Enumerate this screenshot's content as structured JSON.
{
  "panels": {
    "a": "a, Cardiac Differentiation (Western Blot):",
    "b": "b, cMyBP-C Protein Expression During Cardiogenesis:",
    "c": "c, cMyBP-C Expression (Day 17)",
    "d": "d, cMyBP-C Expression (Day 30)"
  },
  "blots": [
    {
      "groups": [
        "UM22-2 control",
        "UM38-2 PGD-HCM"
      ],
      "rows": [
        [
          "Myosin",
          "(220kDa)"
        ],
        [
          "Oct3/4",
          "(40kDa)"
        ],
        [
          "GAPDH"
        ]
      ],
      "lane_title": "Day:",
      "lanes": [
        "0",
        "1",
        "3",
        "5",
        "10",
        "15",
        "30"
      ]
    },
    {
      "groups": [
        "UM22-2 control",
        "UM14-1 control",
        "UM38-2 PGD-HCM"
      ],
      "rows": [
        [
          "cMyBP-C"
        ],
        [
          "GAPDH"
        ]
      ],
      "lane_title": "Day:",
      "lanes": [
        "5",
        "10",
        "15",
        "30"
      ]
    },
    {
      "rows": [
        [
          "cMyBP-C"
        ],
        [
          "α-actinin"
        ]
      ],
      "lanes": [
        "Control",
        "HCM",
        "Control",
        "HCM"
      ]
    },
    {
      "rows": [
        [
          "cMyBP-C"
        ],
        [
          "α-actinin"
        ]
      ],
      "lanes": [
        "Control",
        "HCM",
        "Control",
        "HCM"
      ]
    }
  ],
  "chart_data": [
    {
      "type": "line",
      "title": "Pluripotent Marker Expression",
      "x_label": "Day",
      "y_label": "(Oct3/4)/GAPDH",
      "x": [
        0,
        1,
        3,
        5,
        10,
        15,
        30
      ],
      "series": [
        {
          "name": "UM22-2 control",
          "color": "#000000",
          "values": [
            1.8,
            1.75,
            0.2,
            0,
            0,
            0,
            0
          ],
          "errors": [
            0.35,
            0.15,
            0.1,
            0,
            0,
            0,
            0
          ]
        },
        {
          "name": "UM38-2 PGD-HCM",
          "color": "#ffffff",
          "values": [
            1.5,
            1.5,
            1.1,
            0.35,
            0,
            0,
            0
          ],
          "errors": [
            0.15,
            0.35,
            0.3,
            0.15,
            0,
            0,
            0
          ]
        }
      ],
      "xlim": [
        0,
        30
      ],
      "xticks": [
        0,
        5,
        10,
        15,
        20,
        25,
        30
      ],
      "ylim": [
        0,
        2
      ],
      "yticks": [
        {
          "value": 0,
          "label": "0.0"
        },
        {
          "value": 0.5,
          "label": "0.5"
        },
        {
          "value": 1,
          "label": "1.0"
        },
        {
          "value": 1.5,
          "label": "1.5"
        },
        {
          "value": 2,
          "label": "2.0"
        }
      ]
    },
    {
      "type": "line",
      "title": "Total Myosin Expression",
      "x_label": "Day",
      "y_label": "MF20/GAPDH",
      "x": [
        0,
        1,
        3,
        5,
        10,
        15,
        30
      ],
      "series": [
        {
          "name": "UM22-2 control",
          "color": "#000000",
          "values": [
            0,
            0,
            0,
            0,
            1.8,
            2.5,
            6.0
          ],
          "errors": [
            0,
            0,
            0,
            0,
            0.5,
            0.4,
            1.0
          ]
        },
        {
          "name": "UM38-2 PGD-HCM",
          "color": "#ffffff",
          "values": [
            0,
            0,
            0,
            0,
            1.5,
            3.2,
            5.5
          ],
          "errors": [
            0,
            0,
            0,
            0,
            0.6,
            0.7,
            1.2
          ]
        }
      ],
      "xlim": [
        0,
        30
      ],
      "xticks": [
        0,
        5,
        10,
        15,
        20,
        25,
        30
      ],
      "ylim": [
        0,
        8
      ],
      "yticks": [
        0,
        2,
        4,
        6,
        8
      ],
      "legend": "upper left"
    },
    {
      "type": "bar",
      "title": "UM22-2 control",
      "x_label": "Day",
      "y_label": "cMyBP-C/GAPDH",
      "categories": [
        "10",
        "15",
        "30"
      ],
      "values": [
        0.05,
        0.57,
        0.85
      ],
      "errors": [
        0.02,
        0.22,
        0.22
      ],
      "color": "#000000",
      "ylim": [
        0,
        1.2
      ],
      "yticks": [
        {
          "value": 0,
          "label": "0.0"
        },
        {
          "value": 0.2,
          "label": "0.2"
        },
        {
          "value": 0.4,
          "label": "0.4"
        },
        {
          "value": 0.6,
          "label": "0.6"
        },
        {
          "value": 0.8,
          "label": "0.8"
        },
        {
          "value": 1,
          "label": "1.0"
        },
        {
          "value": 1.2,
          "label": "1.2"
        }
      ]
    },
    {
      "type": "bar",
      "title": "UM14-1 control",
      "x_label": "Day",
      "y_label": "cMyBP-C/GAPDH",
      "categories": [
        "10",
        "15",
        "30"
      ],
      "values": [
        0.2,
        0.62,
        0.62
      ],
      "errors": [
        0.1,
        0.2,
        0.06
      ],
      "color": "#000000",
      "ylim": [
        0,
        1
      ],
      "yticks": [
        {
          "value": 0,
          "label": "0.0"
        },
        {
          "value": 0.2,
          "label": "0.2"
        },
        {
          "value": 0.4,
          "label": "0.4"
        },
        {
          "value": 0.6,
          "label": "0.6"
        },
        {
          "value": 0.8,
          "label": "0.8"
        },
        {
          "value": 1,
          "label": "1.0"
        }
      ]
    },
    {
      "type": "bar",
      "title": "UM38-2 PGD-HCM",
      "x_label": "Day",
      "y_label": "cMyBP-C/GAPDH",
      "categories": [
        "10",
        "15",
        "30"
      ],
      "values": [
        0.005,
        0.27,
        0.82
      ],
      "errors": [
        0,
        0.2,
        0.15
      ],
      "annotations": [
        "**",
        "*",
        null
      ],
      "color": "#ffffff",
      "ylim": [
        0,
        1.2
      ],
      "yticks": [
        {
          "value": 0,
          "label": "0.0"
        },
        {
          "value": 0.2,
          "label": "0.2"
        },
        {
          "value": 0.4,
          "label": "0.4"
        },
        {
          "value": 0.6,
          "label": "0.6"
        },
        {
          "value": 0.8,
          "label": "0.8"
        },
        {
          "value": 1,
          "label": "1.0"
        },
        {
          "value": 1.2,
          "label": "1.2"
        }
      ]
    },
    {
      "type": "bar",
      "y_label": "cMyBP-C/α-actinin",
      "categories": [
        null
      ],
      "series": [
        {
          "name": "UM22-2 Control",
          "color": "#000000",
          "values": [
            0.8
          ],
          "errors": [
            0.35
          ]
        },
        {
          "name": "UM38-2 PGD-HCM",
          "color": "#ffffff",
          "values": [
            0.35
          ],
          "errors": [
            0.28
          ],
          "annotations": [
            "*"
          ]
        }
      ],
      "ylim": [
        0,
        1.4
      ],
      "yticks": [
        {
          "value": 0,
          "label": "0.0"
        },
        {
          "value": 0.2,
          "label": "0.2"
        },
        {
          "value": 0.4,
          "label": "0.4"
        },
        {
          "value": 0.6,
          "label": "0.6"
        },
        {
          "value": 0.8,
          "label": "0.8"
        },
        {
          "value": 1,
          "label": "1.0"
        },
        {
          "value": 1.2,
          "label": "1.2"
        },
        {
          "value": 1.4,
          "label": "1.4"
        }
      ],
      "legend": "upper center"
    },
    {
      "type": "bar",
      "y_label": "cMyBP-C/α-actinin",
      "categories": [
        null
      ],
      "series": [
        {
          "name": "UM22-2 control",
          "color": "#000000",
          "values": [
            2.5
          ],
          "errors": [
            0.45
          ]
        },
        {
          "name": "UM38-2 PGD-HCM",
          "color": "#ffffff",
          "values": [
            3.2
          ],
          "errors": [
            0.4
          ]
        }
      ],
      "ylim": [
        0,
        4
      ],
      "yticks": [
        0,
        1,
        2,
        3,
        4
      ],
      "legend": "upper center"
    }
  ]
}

┄┄┄┄┄┄┄┄┄┄┄┄┄┄┄┄┄┄┄┄

*WORK INSTRUCTION*. In the entries above, some lines hold the string "Expression". Copy each of them.

*THE ANSWER*.
    "b": "b, cMyBP-C Protein Expression During Cardiogenesis:",
    "c": "c, cMyBP-C Expression (Day 17)",
    "d": "d, cMyBP-C Expression (Day 30)"
      "title": "Pluripotent Marker Expression",
      "title": "Total Myosin Expression",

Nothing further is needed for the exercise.